Go through the entries and transcribe each one exactly, dropping the pictures.

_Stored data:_
--- Start ---

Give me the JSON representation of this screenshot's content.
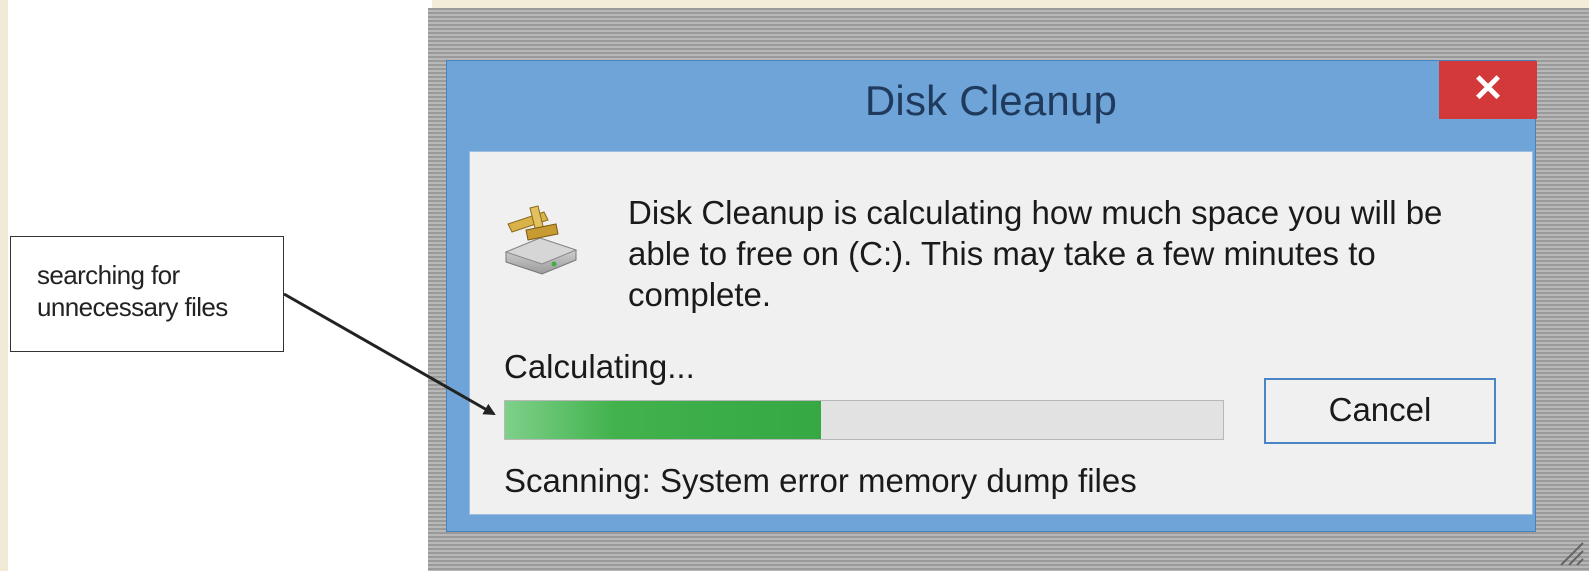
{
  "callout": {
    "line1": "searching for",
    "line2": "unnecessary files"
  },
  "dialog": {
    "title": "Disk Cleanup",
    "close_label": "✕",
    "message": "Disk Cleanup is calculating how much space you will be able to free on  (C:). This may take a few minutes to complete.",
    "status": "Calculating...",
    "progress_fraction": 0.44,
    "cancel_label": "Cancel",
    "scanning": "Scanning:  System error memory dump files",
    "icon": "disk-cleanup-icon"
  },
  "colors": {
    "title_bar": "#6ea4d8",
    "close_button": "#d3383a",
    "progress_fill": "#41b24c",
    "button_border": "#4a86c5"
  }
}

--- End ---

_Exercise answer:_
Give me the JSON representation of this screenshot's content.
{
  "callout": {
    "line1": "searching for",
    "line2": "unnecessary files"
  },
  "dialog": {
    "title": "Disk Cleanup",
    "close_label": "✕",
    "message": "Disk Cleanup is calculating how much space you will be able to free on  (C:). This may take a few minutes to complete.",
    "status": "Calculating...",
    "progress_fraction": 0.44,
    "cancel_label": "Cancel",
    "scanning": "Scanning:  System error memory dump files",
    "icon": "disk-cleanup-icon"
  },
  "colors": {
    "title_bar": "#6ea4d8",
    "close_button": "#d3383a",
    "progress_fill": "#41b24c",
    "button_border": "#4a86c5"
  }
}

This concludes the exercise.